(Saved entries)

=-=-=-=-=

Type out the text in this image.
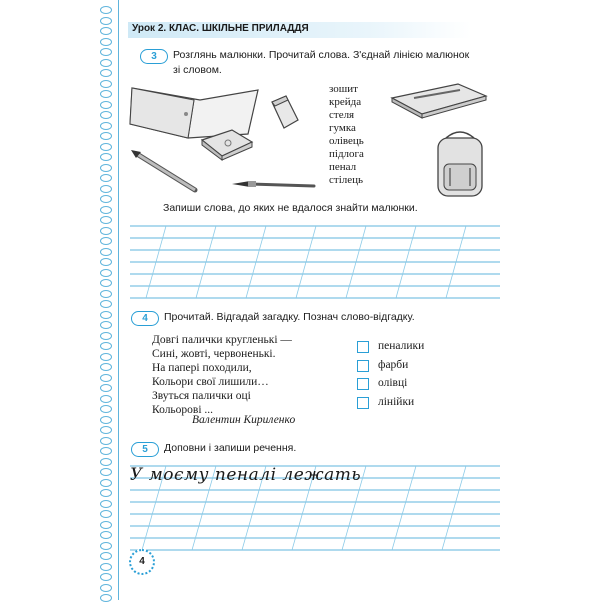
Урок 2. КЛАС. ШКІЛЬНЕ ПРИЛАДДЯ
3	Розглянь малюнки. Прочитай слова. З'єднай лінією малюнок
зі словом.
зошит
крейда
стеля
гумка
олівець
підлога
пенал
стілець
Запиши слова, до яких не вдалося знайти малюнки.
4	Прочитай. Відгадай загадку. Познач слово-відгадку.
Довгі палички кругленькі —
Сині, жовті, червоненькі.
На папері походили,
Кольори свої лишили…
Звуться палички оці
Кольорові ...
Валентин Кириленко
пеналики
фарби
олівці
лінійки
5	Доповни і запиши речення.
У моєму пеналі лежать
4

=-=-=-=-=

Directive: Leave the pictures out and print the records above exactly as they stand.

Answer to this exercise:
Type out the text in this image.
Урок 2. КЛАС. ШКІЛЬНЕ ПРИЛАДДЯ
3	Розглянь малюнки. Прочитай слова. З'єднай лінією малюнок
зі словом.
зошит
крейда
стеля
гумка
олівець
підлога
пенал
стілець
Запиши слова, до яких не вдалося знайти малюнки.
4	Прочитай. Відгадай загадку. Познач слово-відгадку.
Довгі палички кругленькі —
Сині, жовті, червоненькі.
На папері походили,
Кольори свої лишили…
Звуться палички оці
Кольорові ...
Валентин Кириленко
пеналики
фарби
олівці
лінійки
5	Доповни і запиши речення.
У моєму пеналі лежать
4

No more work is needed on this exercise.